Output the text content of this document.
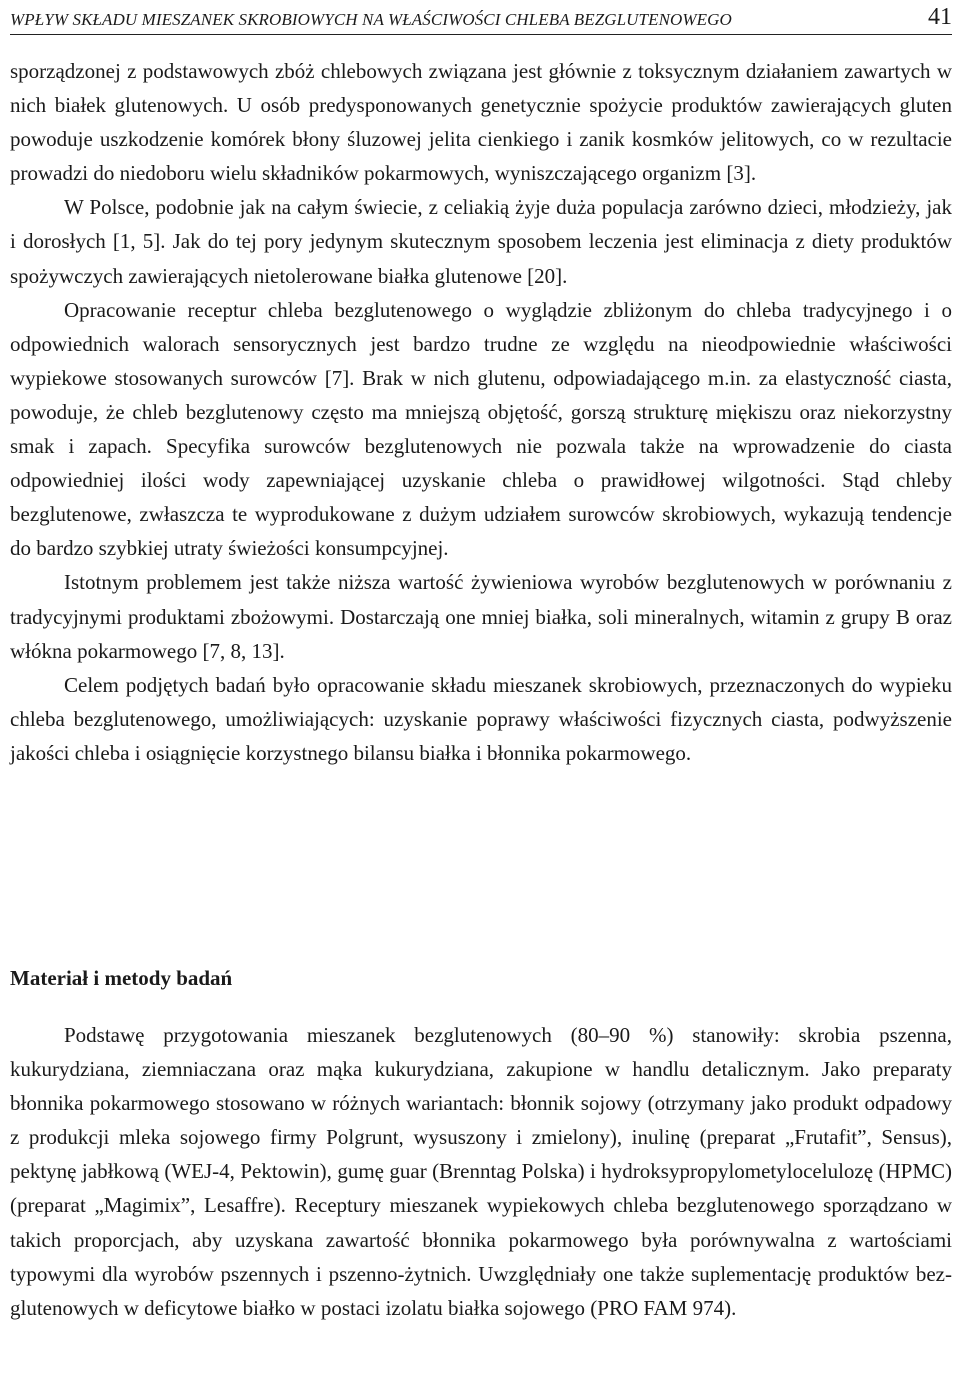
WPŁYW SKŁADU MIESZANEK SKROBIOWYCH NA WŁAŚCIWOŚCI CHLEBA BEZGLUTENOWEGO	41

sporządzonej z podstawowych zbóż chlebowych związana jest głównie z toksycznym działaniem zawartych w nich białek glutenowych. U osób predysponowanych genetycznie spożycie produktów zawierających gluten powoduje uszkodzenie komórek błony śluzowej jelita cienkiego i zanik kosmków jelitowych, co w rezultacie prowadzi do niedoboru wielu składników pokarmowych, wyniszczającego organizm [3].

W Polsce, podobnie jak na całym świecie, z celiakią żyje duża populacja zarówno dzieci, młodzieży, jak i dorosłych [1, 5]. Jak do tej pory jedynym skutecznym sposobem leczenia jest eliminacja z diety produktów spożywczych zawierających nietolerowane białka glutenowe [20].

Opracowanie receptur chleba bezglutenowego o wyglądzie zbliżonym do chleba tradycyjnego i o odpowiednich walorach sensorycznych jest bardzo trudne ze względu na nieodpowiednie właściwości wypiekowe stosowanych surowców [7]. Brak w nich glutenu, odpowiadającego m.in. za elastyczność ciasta, powoduje, że chleb bezglutenowy często ma mniejszą objętość, gorszą strukturę miękiszu oraz niekorzystny smak i zapach. Specyfika surowców bezglutenowych nie pozwala także na wprowadzenie do ciasta odpowiedniej ilości wody zapewniającej uzyskanie chleba o prawidłowej wilgotności. Stąd chleby bezglutenowe, zwłaszcza te wyprodukowane z dużym udziałem surowców skrobiowych, wykazują tendencje do bardzo szybkiej utraty świeżości konsumpcyjnej.

Istotnym problemem jest także niższa wartość żywieniowa wyrobów bezglutenowych w porównaniu z tradycyjnymi produktami zbożowymi. Dostarczają one mniej białka, soli mineralnych, witamin z grupy B oraz włókna pokarmowego [7, 8, 13].

Celem podjętych badań było opracowanie składu mieszanek skrobiowych, przeznaczonych do wypieku chleba bezglutenowego, umożliwiających: uzyskanie poprawy właściwości fizycznych ciasta, podwyższenie jakości chleba i osiągnięcie korzystnego bilansu białka i błonnika pokarmowego.

Materiał i metody badań

Podstawę przygotowania mieszanek bezglutenowych (80–90 %) stanowiły: skrobia pszenna, kukurydziana, ziemniaczana oraz mąka kukurydziana, zakupione w handlu detalicznym. Jako preparaty błonnika pokarmowego stosowano w różnych wariantach: błonnik sojowy (otrzymany jako produkt odpadowy z produkcji mleka sojowego firmy Polgrunt, wysuszony i zmielony), inulinę (preparat „Frutafit”, Sensus), pektynę jabłkową (WEJ-4, Pektowin), gumę guar (Brenntag Polska) i hydroksypropylometylocelulozę (HPMC) (preparat „Magimix”, Lesaffre). Receptury mieszanek wypiekowych chleba bezglutenowego sporządzano w takich proporcjach, aby uzyskana zawartość błonnika pokarmowego była porównywalna z wartościami typowymi dla wyrobów pszennych i pszenno-żytnich. Uwzględniały one także suplementację produktów bezglutenowych w deficytowe białko w postaci izolatu białka sojowego (PRO FAM 974).
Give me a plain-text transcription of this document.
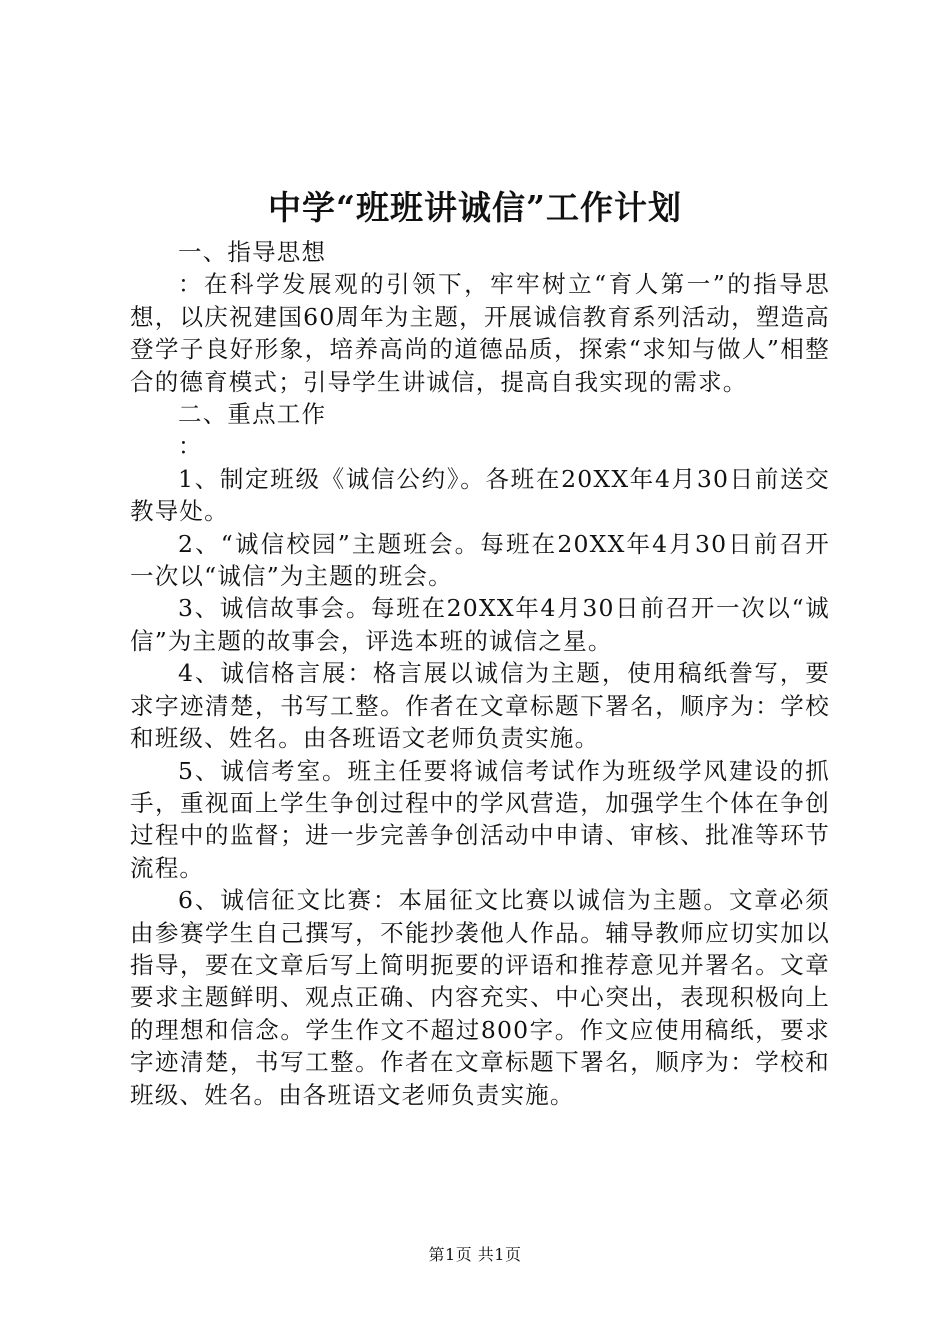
中学“班班讲诚信”工作计划

一、指导思想

：在科学发展观的引领下，牢牢树立“育人第一”的指导思想，以庆祝建国60周年为主题，开展诚信教育系列活动，塑造高登学子良好形象，培养高尚的道德品质，探索“求知与做人”相整合的德育模式；引导学生讲诚信，提高自我实现的需求。

二、重点工作

：

1、制定班级《诚信公约》。各班在20XX年4月30日前送交教导处。

2、“诚信校园”主题班会。每班在20XX年4月30日前召开一次以“诚信”为主题的班会。

3、诚信故事会。每班在20XX年4月30日前召开一次以“诚信”为主题的故事会，评选本班的诚信之星。

4、诚信格言展：格言展以诚信为主题，使用稿纸誊写，要求字迹清楚，书写工整。作者在文章标题下署名，顺序为：学校和班级、姓名。由各班语文老师负责实施。

5、诚信考室。班主任要将诚信考试作为班级学风建设的抓手，重视面上学生争创过程中的学风营造，加强学生个体在争创过程中的监督；进一步完善争创活动中申请、审核、批准等环节流程。

6、诚信征文比赛：本届征文比赛以诚信为主题。文章必须由参赛学生自己撰写，不能抄袭他人作品。辅导教师应切实加以指导，要在文章后写上简明扼要的评语和推荐意见并署名。文章要求主题鲜明、观点正确、内容充实、中心突出，表现积极向上的理想和信念。学生作文不超过800字。作文应使用稿纸，要求字迹清楚，书写工整。作者在文章标题下署名，顺序为：学校和班级、姓名。由各班语文老师负责实施。

第1页 共1页
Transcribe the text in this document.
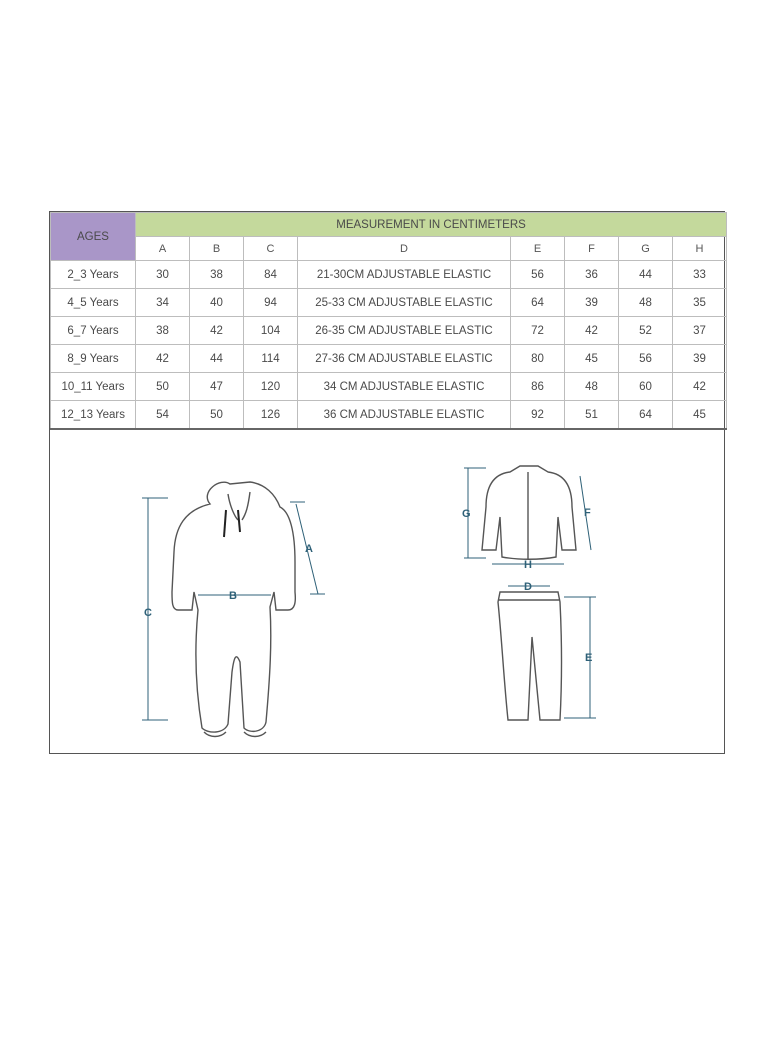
AGES	MEASUREMENT IN CENTIMETERS							
	A	B	C	D	E	F	G	H
2_3 Years	30	38	84	21-30CM ADJUSTABLE ELASTIC	56	36	44	33
4_5 Years	34	40	94	25-33 CM ADJUSTABLE ELASTIC	64	39	48	35
6_7 Years	38	42	104	26-35 CM ADJUSTABLE ELASTIC	72	42	52	37
8_9 Years	42	44	114	27-36 CM ADJUSTABLE ELASTIC	80	45	56	39
10_11 Years	50	47	120	34 CM ADJUSTABLE ELASTIC	86	48	60	42
12_13 Years	54	50	126	36 CM ADJUSTABLE ELASTIC	92	51	64	45
C
A
B
G	F
H
D
E
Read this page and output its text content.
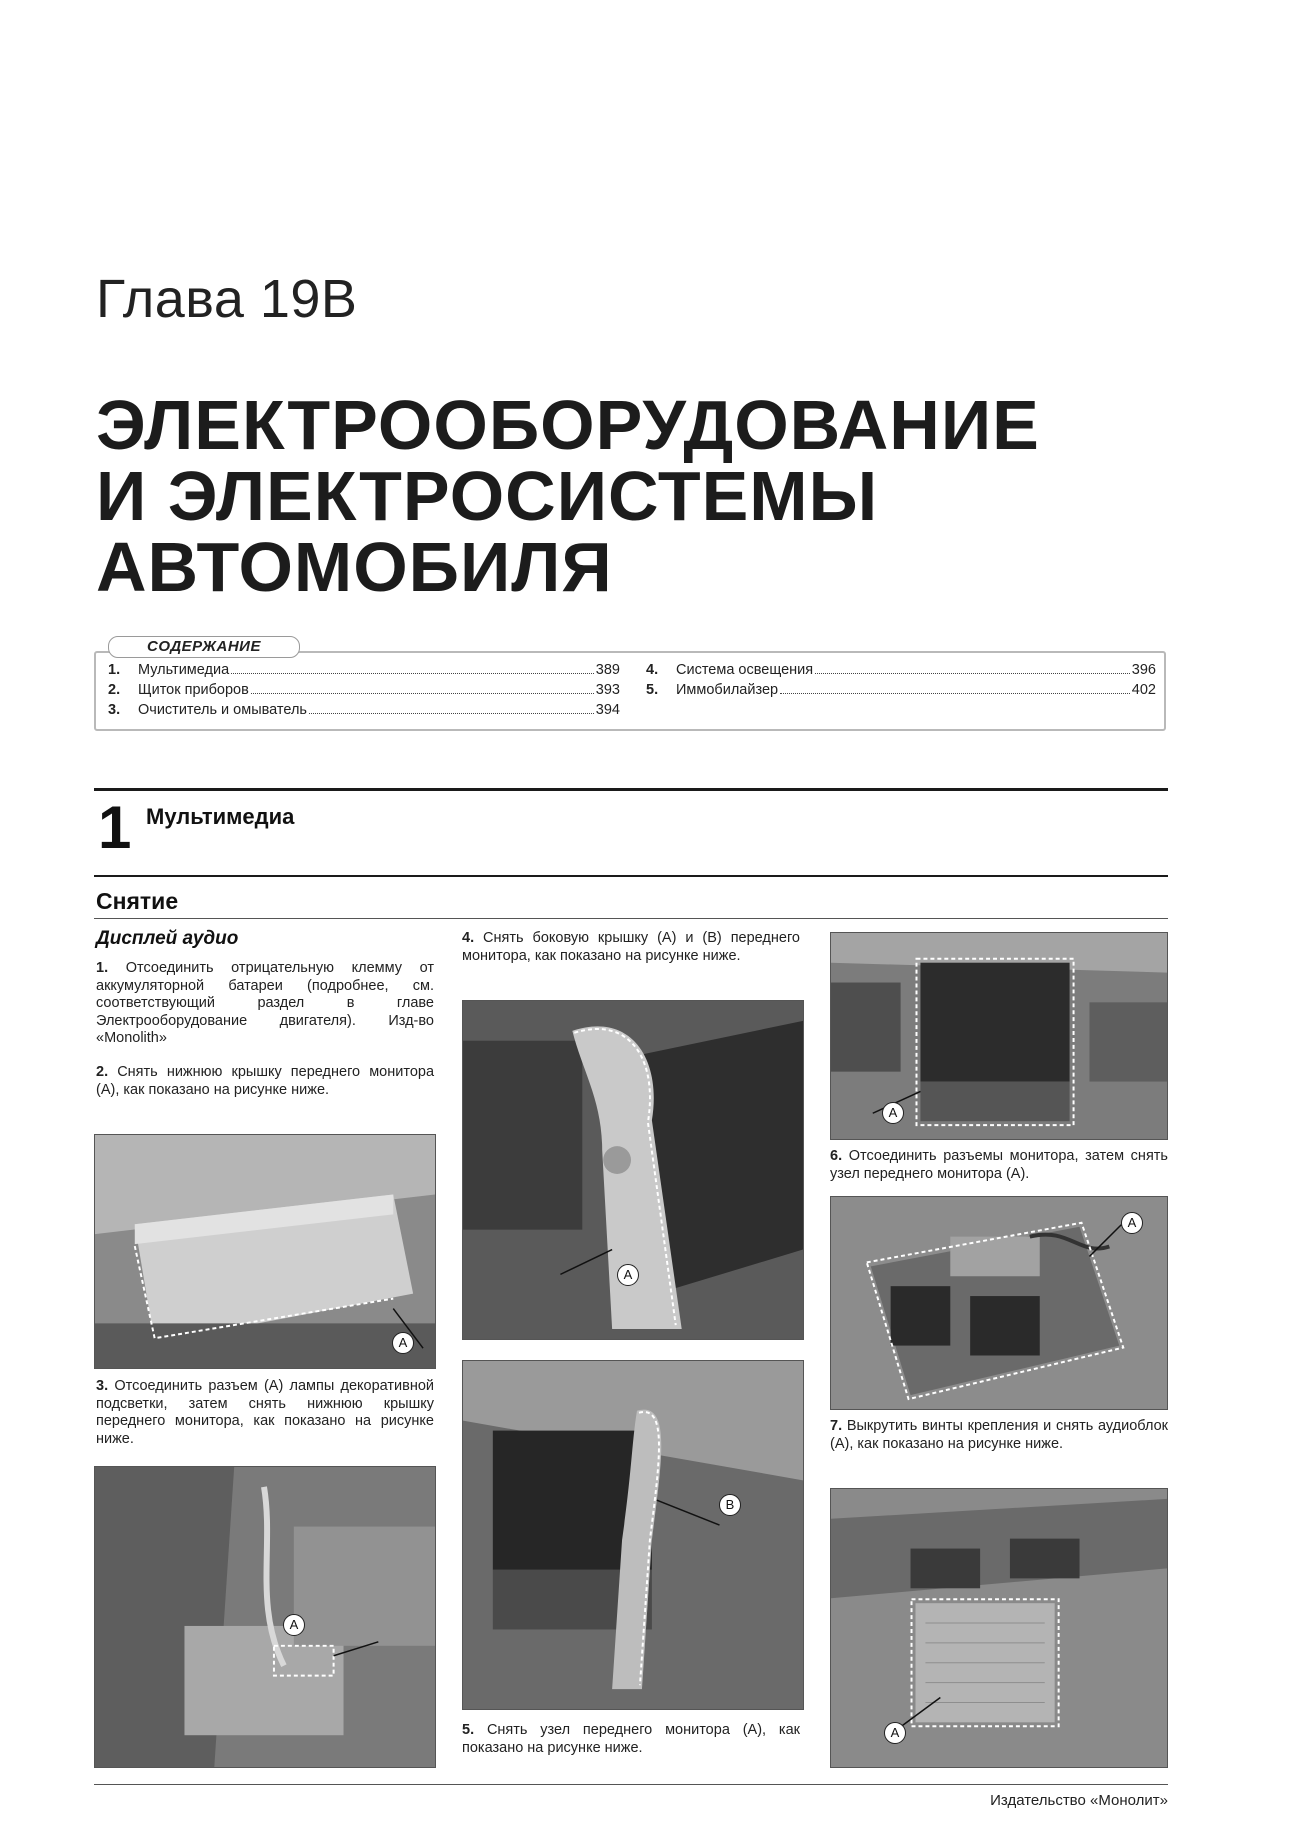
Глава 19В
ЭЛЕКТРООБОРУДОВАНИЕ
И ЭЛЕКТРОСИСТЕМЫ
АВТОМОБИЛЯ
СОДЕРЖАНИЕ
1.	Мультимедиа	389
2.	Щиток приборов	393
3.	Очиститель и омыватель	394
4.	Система освещения	396
5.	Иммобилайзер	402
1 Мультимедиа
Снятие
Дисплей аудио

1. Отсоединить отрицательную клемму от аккумуляторной батареи (подробнее, см. соответствующий раздел в главе Электрооборудование двигателя). Изд-во «Monolith»

2. Снять нижнюю крышку переднего монитора (A), как показано на рисунке ниже.

A

3. Отсоединить разъем (A) лампы декоративной подсветки, затем снять нижнюю крышку переднего монитора, как показано на рисунке ниже.

A

4. Снять боковую крышку (A) и (B) переднего монитора, как показано на рисунке ниже.

A
B

5. Снять узел переднего монитора (A), как показано на рисунке ниже.

A

6. Отсоединить разъемы монитора, затем снять узел переднего монитора (A).

A

7. Выкрутить винты крепления и снять аудиоблок (A), как показано на рисунке ниже.

A
Издательство «Монолит»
===
DIRECTION:
Skip the pictures and retype exactly the lines from the one that contains "Transcribe the text in this document." to the last line of the records.

RESULT OF THE EXERCISE:
Transcribe the text in this document.
AGES	MEASUREMENT IN CENTIMETERS							
	A	B	C	D	E	F	G	H
2_3 Years	30	38	84	21-30CM ADJUSTABLE ELASTIC	56	36	44	33
4_5 Years	34	40	94	25-33 CM ADJUSTABLE ELASTIC	64	39	48	35
6_7 Years	38	42	104	26-35 CM ADJUSTABLE ELASTIC	72	42	52	37
8_9 Years	42	44	114	27-36 CM ADJUSTABLE ELASTIC	80	45	56	39
10_11 Years	50	47	120	34 CM ADJUSTABLE ELASTIC	86	48	60	42
12_13 Years	54	50	126	36 CM ADJUSTABLE ELASTIC	92	51	64	45
C
A
B
G	F
H
D
E
Read this page and output its text content.
Глава 19В
ЭЛЕКТРООБОРУДОВАНИЕ
И ЭЛЕКТРОСИСТЕМЫ
АВТОМОБИЛЯ
СОДЕРЖАНИЕ
1.	Мультимедиа	389
2.	Щиток приборов	393
3.	Очиститель и омыватель	394
4.	Система освещения	396
5.	Иммобилайзер	402
1 Мультимедиа
Снятие
Дисплей аудио

1. Отсоединить отрицательную клемму от аккумуляторной батареи (подробнее, см. соответствующий раздел в главе Электрооборудование двигателя). Изд-во «Monolith»

2. Снять нижнюю крышку переднего монитора (A), как показано на рисунке ниже.

A

3. Отсоединить разъем (A) лампы декоративной подсветки, затем снять нижнюю крышку переднего монитора, как показано на рисунке ниже.

A

4. Снять боковую крышку (A) и (B) переднего монитора, как показано на рисунке ниже.

A
B

5. Снять узел переднего монитора (A), как показано на рисунке ниже.

A

6. Отсоединить разъемы монитора, затем снять узел переднего монитора (A).

A

7. Выкрутить винты крепления и снять аудиоблок (A), как показано на рисунке ниже.

A
Издательство «Монолит»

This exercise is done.